## SOURCE DATA

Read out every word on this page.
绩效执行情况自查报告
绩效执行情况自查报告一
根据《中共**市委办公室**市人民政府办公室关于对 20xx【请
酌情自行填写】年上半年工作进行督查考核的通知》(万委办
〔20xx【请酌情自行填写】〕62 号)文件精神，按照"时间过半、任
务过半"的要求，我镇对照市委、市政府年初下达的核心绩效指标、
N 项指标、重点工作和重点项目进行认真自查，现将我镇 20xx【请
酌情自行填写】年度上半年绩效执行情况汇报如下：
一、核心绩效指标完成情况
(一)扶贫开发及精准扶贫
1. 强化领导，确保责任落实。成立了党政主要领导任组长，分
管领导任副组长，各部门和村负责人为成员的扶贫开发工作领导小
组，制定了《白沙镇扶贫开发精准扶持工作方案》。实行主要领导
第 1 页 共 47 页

## DIRECTIVE
Reproduce the material above, every line of it, exactly.

## SOLUTION FOR THIS TASK
Read out every word on this page.
绩效执行情况自查报告
绩效执行情况自查报告一
根据《中共**市委办公室**市人民政府办公室关于对 20xx【请
酌情自行填写】年上半年工作进行督查考核的通知》(万委办
〔20xx【请酌情自行填写】〕62 号)文件精神，按照"时间过半、任
务过半"的要求，我镇对照市委、市政府年初下达的核心绩效指标、
N 项指标、重点工作和重点项目进行认真自查，现将我镇 20xx【请
酌情自行填写】年度上半年绩效执行情况汇报如下：
一、核心绩效指标完成情况
(一)扶贫开发及精准扶贫
1. 强化领导，确保责任落实。成立了党政主要领导任组长，分
管领导任副组长，各部门和村负责人为成员的扶贫开发工作领导小
组，制定了《白沙镇扶贫开发精准扶持工作方案》。实行主要领导
第 1 页 共 47 页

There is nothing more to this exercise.